**Objective:**
Without the pictures, repeat the listing character for character.

**Data in this exercise:**
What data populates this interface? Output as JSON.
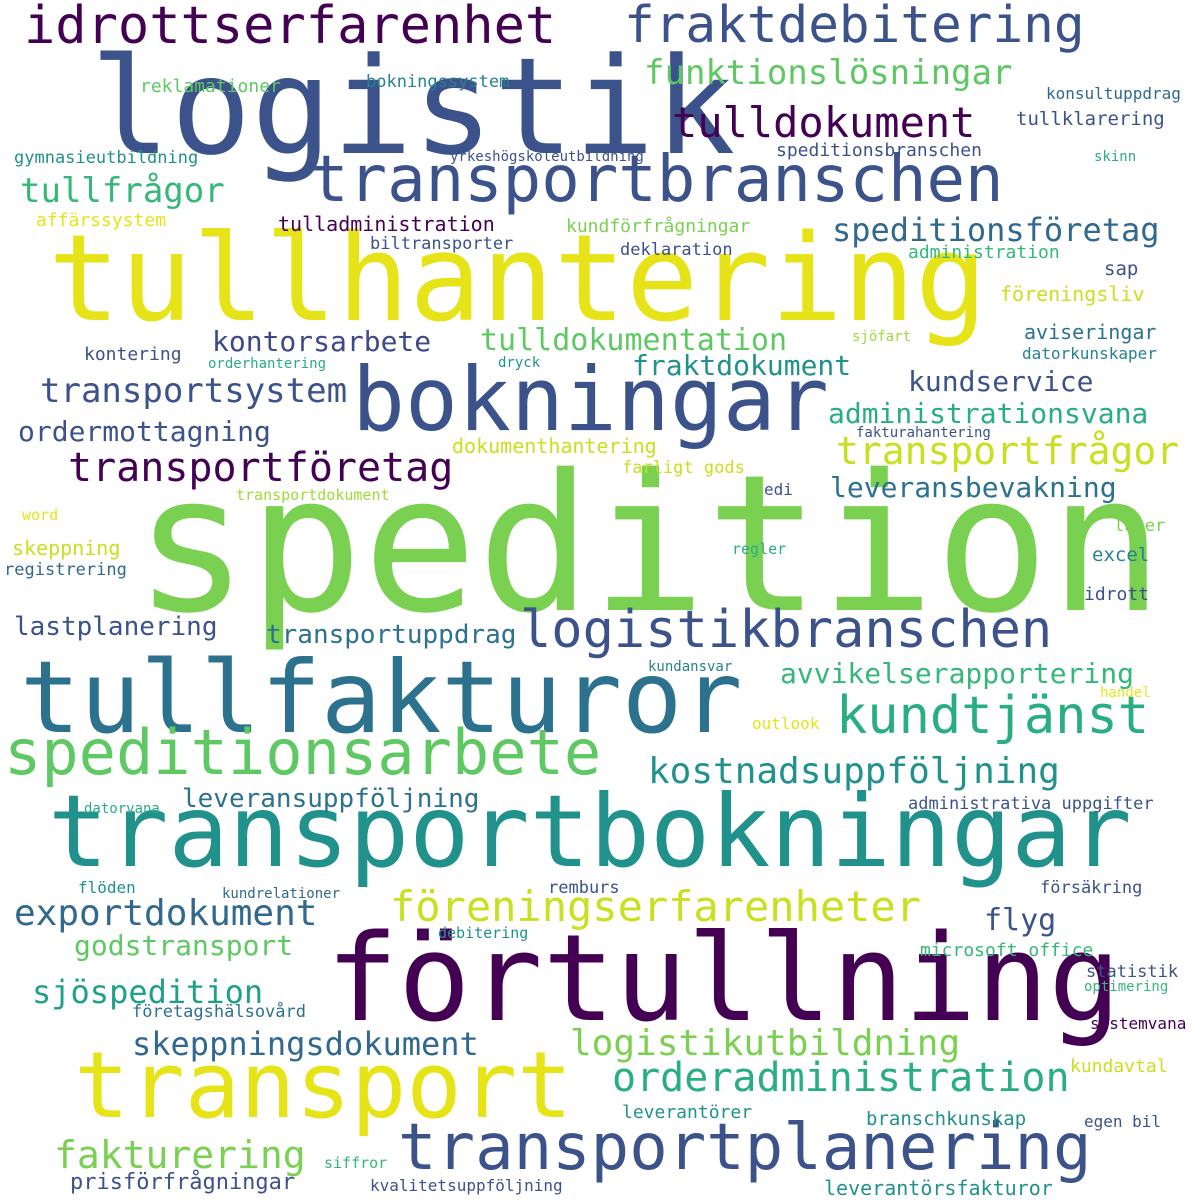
{
  "words": [
    {
      "text": "spedition",
      "color": "#7ad151"
    },
    {
      "text": "logistik",
      "color": "#3b528b"
    },
    {
      "text": "tullhantering",
      "color": "#e6e419"
    },
    {
      "text": "förtullning",
      "color": "#440154"
    },
    {
      "text": "transportbokningar",
      "color": "#21918c"
    },
    {
      "text": "tullfakturor",
      "color": "#2c728e"
    },
    {
      "text": "transport",
      "color": "#e6e419"
    },
    {
      "text": "bokningar",
      "color": "#3b528b"
    },
    {
      "text": "transportbranschen",
      "color": "#3b528b"
    },
    {
      "text": "transportplanering",
      "color": "#3b528b"
    },
    {
      "text": "idrottserfarenhet",
      "color": "#440154"
    },
    {
      "text": "fraktdebitering",
      "color": "#3b528b"
    },
    {
      "text": "speditionsarbete",
      "color": "#5ec962"
    },
    {
      "text": "logistikbranschen",
      "color": "#3b528b"
    },
    {
      "text": "kundtjänst",
      "color": "#28ae80"
    },
    {
      "text": "föreningserfarenheter",
      "color": "#c8e020"
    },
    {
      "text": "orderadministration",
      "color": "#28ae80"
    },
    {
      "text": "funktionslösningar",
      "color": "#5ec962"
    },
    {
      "text": "tulldokument",
      "color": "#440154"
    },
    {
      "text": "tullfrågor",
      "color": "#35b779"
    },
    {
      "text": "speditionsföretag",
      "color": "#31688e"
    },
    {
      "text": "transportföretag",
      "color": "#440154"
    },
    {
      "text": "transportfrågor",
      "color": "#c8e020"
    },
    {
      "text": "exportdokument",
      "color": "#31688e"
    },
    {
      "text": "logistikutbildning",
      "color": "#7ad151"
    },
    {
      "text": "skeppningsdokument",
      "color": "#31688e"
    },
    {
      "text": "kostnadsuppföljning",
      "color": "#21918c"
    },
    {
      "text": "fakturering",
      "color": "#7ad151"
    },
    {
      "text": "transportsystem",
      "color": "#3b528b"
    },
    {
      "text": "ordermottagning",
      "color": "#3b528b"
    },
    {
      "text": "kontorsarbete",
      "color": "#3e4989"
    },
    {
      "text": "tulldokumentation",
      "color": "#5ec962"
    },
    {
      "text": "fraktdokument",
      "color": "#21918c"
    },
    {
      "text": "kundservice",
      "color": "#3b528b"
    },
    {
      "text": "administrationsvana",
      "color": "#28ae80"
    },
    {
      "text": "leveransbevakning",
      "color": "#2c728e"
    },
    {
      "text": "avvikelserapportering",
      "color": "#35b779"
    },
    {
      "text": "leveransuppföljning",
      "color": "#2c728e"
    },
    {
      "text": "godstransport",
      "color": "#5ec962"
    },
    {
      "text": "sjöspedition",
      "color": "#1fa088"
    },
    {
      "text": "transportuppdrag",
      "color": "#2c728e"
    },
    {
      "text": "lastplanering",
      "color": "#3b528b"
    },
    {
      "text": "flyg",
      "color": "#3b528b"
    },
    {
      "text": "prisförfrågningar",
      "color": "#3b528b"
    },
    {
      "text": "leverantörsfakturor",
      "color": "#21918c"
    },
    {
      "text": "reklamationer",
      "color": "#5ec962"
    },
    {
      "text": "bokningssystem",
      "color": "#26828e"
    },
    {
      "text": "konsultuppdrag",
      "color": "#31688e"
    },
    {
      "text": "tullklarering",
      "color": "#3b528b"
    },
    {
      "text": "gymnasieutbildning",
      "color": "#21918c"
    },
    {
      "text": "yrkeshögskoleutbildning",
      "color": "#3b528b"
    },
    {
      "text": "speditionsbranschen",
      "color": "#3b528b"
    },
    {
      "text": "skinn",
      "color": "#28ae80"
    },
    {
      "text": "affärssystem",
      "color": "#e6e419"
    },
    {
      "text": "tulladministration",
      "color": "#440154"
    },
    {
      "text": "kundförfrågningar",
      "color": "#7ad151"
    },
    {
      "text": "biltransporter",
      "color": "#3b528b"
    },
    {
      "text": "deklaration",
      "color": "#3b528b"
    },
    {
      "text": "administration",
      "color": "#35b779"
    },
    {
      "text": "sap",
      "color": "#3b528b"
    },
    {
      "text": "föreningsliv",
      "color": "#c8e020"
    },
    {
      "text": "sjöfart",
      "color": "#a0da39"
    },
    {
      "text": "aviseringar",
      "color": "#2c728e"
    },
    {
      "text": "kontering",
      "color": "#3b528b"
    },
    {
      "text": "orderhantering",
      "color": "#28ae80"
    },
    {
      "text": "dryck",
      "color": "#21918c"
    },
    {
      "text": "datorkunskaper",
      "color": "#26828e"
    },
    {
      "text": "fakturahantering",
      "color": "#3b528b"
    },
    {
      "text": "dokumenthantering",
      "color": "#c8e020"
    },
    {
      "text": "farligt gods",
      "color": "#c8e020"
    },
    {
      "text": "edi",
      "color": "#3b528b"
    },
    {
      "text": "transportdokument",
      "color": "#a0da39"
    },
    {
      "text": "word",
      "color": "#e6e419"
    },
    {
      "text": "lager",
      "color": "#7ad151"
    },
    {
      "text": "skeppning",
      "color": "#c8e020"
    },
    {
      "text": "regler",
      "color": "#28ae80"
    },
    {
      "text": "excel",
      "color": "#26828e"
    },
    {
      "text": "registrering",
      "color": "#31688e"
    },
    {
      "text": "idrott",
      "color": "#3b528b"
    },
    {
      "text": "kundansvar",
      "color": "#26828e"
    },
    {
      "text": "handel",
      "color": "#e6e419"
    },
    {
      "text": "outlook",
      "color": "#e6e419"
    },
    {
      "text": "datorvana",
      "color": "#28ae80"
    },
    {
      "text": "administrativa uppgifter",
      "color": "#3b528b"
    },
    {
      "text": "flöden",
      "color": "#21918c"
    },
    {
      "text": "kundrelationer",
      "color": "#31688e"
    },
    {
      "text": "remburs",
      "color": "#3b528b"
    },
    {
      "text": "försäkring",
      "color": "#3b528b"
    },
    {
      "text": "debitering",
      "color": "#21918c"
    },
    {
      "text": "microsoft office",
      "color": "#35b779"
    },
    {
      "text": "statistik",
      "color": "#3b528b"
    },
    {
      "text": "optimering",
      "color": "#35b779"
    },
    {
      "text": "företagshälsovård",
      "color": "#2c728e"
    },
    {
      "text": "systemvana",
      "color": "#440154"
    },
    {
      "text": "kundavtal",
      "color": "#c8e020"
    },
    {
      "text": "leverantörer",
      "color": "#21918c"
    },
    {
      "text": "branschkunskap",
      "color": "#21918c"
    },
    {
      "text": "egen bil",
      "color": "#3b528b"
    },
    {
      "text": "siffror",
      "color": "#35b779"
    },
    {
      "text": "kvalitetsuppföljning",
      "color": "#3b528b"
    }
  ]
}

**Final result:**
What data populates this interface? Output as JSON.
{
  "words": [
    {
      "text": "spedition",
      "color": "#7ad151"
    },
    {
      "text": "logistik",
      "color": "#3b528b"
    },
    {
      "text": "tullhantering",
      "color": "#e6e419"
    },
    {
      "text": "förtullning",
      "color": "#440154"
    },
    {
      "text": "transportbokningar",
      "color": "#21918c"
    },
    {
      "text": "tullfakturor",
      "color": "#2c728e"
    },
    {
      "text": "transport",
      "color": "#e6e419"
    },
    {
      "text": "bokningar",
      "color": "#3b528b"
    },
    {
      "text": "transportbranschen",
      "color": "#3b528b"
    },
    {
      "text": "transportplanering",
      "color": "#3b528b"
    },
    {
      "text": "idrottserfarenhet",
      "color": "#440154"
    },
    {
      "text": "fraktdebitering",
      "color": "#3b528b"
    },
    {
      "text": "speditionsarbete",
      "color": "#5ec962"
    },
    {
      "text": "logistikbranschen",
      "color": "#3b528b"
    },
    {
      "text": "kundtjänst",
      "color": "#28ae80"
    },
    {
      "text": "föreningserfarenheter",
      "color": "#c8e020"
    },
    {
      "text": "orderadministration",
      "color": "#28ae80"
    },
    {
      "text": "funktionslösningar",
      "color": "#5ec962"
    },
    {
      "text": "tulldokument",
      "color": "#440154"
    },
    {
      "text": "tullfrågor",
      "color": "#35b779"
    },
    {
      "text": "speditionsföretag",
      "color": "#31688e"
    },
    {
      "text": "transportföretag",
      "color": "#440154"
    },
    {
      "text": "transportfrågor",
      "color": "#c8e020"
    },
    {
      "text": "exportdokument",
      "color": "#31688e"
    },
    {
      "text": "logistikutbildning",
      "color": "#7ad151"
    },
    {
      "text": "skeppningsdokument",
      "color": "#31688e"
    },
    {
      "text": "kostnadsuppföljning",
      "color": "#21918c"
    },
    {
      "text": "fakturering",
      "color": "#7ad151"
    },
    {
      "text": "transportsystem",
      "color": "#3b528b"
    },
    {
      "text": "ordermottagning",
      "color": "#3b528b"
    },
    {
      "text": "kontorsarbete",
      "color": "#3e4989"
    },
    {
      "text": "tulldokumentation",
      "color": "#5ec962"
    },
    {
      "text": "fraktdokument",
      "color": "#21918c"
    },
    {
      "text": "kundservice",
      "color": "#3b528b"
    },
    {
      "text": "administrationsvana",
      "color": "#28ae80"
    },
    {
      "text": "leveransbevakning",
      "color": "#2c728e"
    },
    {
      "text": "avvikelserapportering",
      "color": "#35b779"
    },
    {
      "text": "leveransuppföljning",
      "color": "#2c728e"
    },
    {
      "text": "godstransport",
      "color": "#5ec962"
    },
    {
      "text": "sjöspedition",
      "color": "#1fa088"
    },
    {
      "text": "transportuppdrag",
      "color": "#2c728e"
    },
    {
      "text": "lastplanering",
      "color": "#3b528b"
    },
    {
      "text": "flyg",
      "color": "#3b528b"
    },
    {
      "text": "prisförfrågningar",
      "color": "#3b528b"
    },
    {
      "text": "leverantörsfakturor",
      "color": "#21918c"
    },
    {
      "text": "reklamationer",
      "color": "#5ec962"
    },
    {
      "text": "bokningssystem",
      "color": "#26828e"
    },
    {
      "text": "konsultuppdrag",
      "color": "#31688e"
    },
    {
      "text": "tullklarering",
      "color": "#3b528b"
    },
    {
      "text": "gymnasieutbildning",
      "color": "#21918c"
    },
    {
      "text": "yrkeshögskoleutbildning",
      "color": "#3b528b"
    },
    {
      "text": "speditionsbranschen",
      "color": "#3b528b"
    },
    {
      "text": "skinn",
      "color": "#28ae80"
    },
    {
      "text": "affärssystem",
      "color": "#e6e419"
    },
    {
      "text": "tulladministration",
      "color": "#440154"
    },
    {
      "text": "kundförfrågningar",
      "color": "#7ad151"
    },
    {
      "text": "biltransporter",
      "color": "#3b528b"
    },
    {
      "text": "deklaration",
      "color": "#3b528b"
    },
    {
      "text": "administration",
      "color": "#35b779"
    },
    {
      "text": "sap",
      "color": "#3b528b"
    },
    {
      "text": "föreningsliv",
      "color": "#c8e020"
    },
    {
      "text": "sjöfart",
      "color": "#a0da39"
    },
    {
      "text": "aviseringar",
      "color": "#2c728e"
    },
    {
      "text": "kontering",
      "color": "#3b528b"
    },
    {
      "text": "orderhantering",
      "color": "#28ae80"
    },
    {
      "text": "dryck",
      "color": "#21918c"
    },
    {
      "text": "datorkunskaper",
      "color": "#26828e"
    },
    {
      "text": "fakturahantering",
      "color": "#3b528b"
    },
    {
      "text": "dokumenthantering",
      "color": "#c8e020"
    },
    {
      "text": "farligt gods",
      "color": "#c8e020"
    },
    {
      "text": "edi",
      "color": "#3b528b"
    },
    {
      "text": "transportdokument",
      "color": "#a0da39"
    },
    {
      "text": "word",
      "color": "#e6e419"
    },
    {
      "text": "lager",
      "color": "#7ad151"
    },
    {
      "text": "skeppning",
      "color": "#c8e020"
    },
    {
      "text": "regler",
      "color": "#28ae80"
    },
    {
      "text": "excel",
      "color": "#26828e"
    },
    {
      "text": "registrering",
      "color": "#31688e"
    },
    {
      "text": "idrott",
      "color": "#3b528b"
    },
    {
      "text": "kundansvar",
      "color": "#26828e"
    },
    {
      "text": "handel",
      "color": "#e6e419"
    },
    {
      "text": "outlook",
      "color": "#e6e419"
    },
    {
      "text": "datorvana",
      "color": "#28ae80"
    },
    {
      "text": "administrativa uppgifter",
      "color": "#3b528b"
    },
    {
      "text": "flöden",
      "color": "#21918c"
    },
    {
      "text": "kundrelationer",
      "color": "#31688e"
    },
    {
      "text": "remburs",
      "color": "#3b528b"
    },
    {
      "text": "försäkring",
      "color": "#3b528b"
    },
    {
      "text": "debitering",
      "color": "#21918c"
    },
    {
      "text": "microsoft office",
      "color": "#35b779"
    },
    {
      "text": "statistik",
      "color": "#3b528b"
    },
    {
      "text": "optimering",
      "color": "#35b779"
    },
    {
      "text": "företagshälsovård",
      "color": "#2c728e"
    },
    {
      "text": "systemvana",
      "color": "#440154"
    },
    {
      "text": "kundavtal",
      "color": "#c8e020"
    },
    {
      "text": "leverantörer",
      "color": "#21918c"
    },
    {
      "text": "branschkunskap",
      "color": "#21918c"
    },
    {
      "text": "egen bil",
      "color": "#3b528b"
    },
    {
      "text": "siffror",
      "color": "#35b779"
    },
    {
      "text": "kvalitetsuppföljning",
      "color": "#3b528b"
    }
  ]
}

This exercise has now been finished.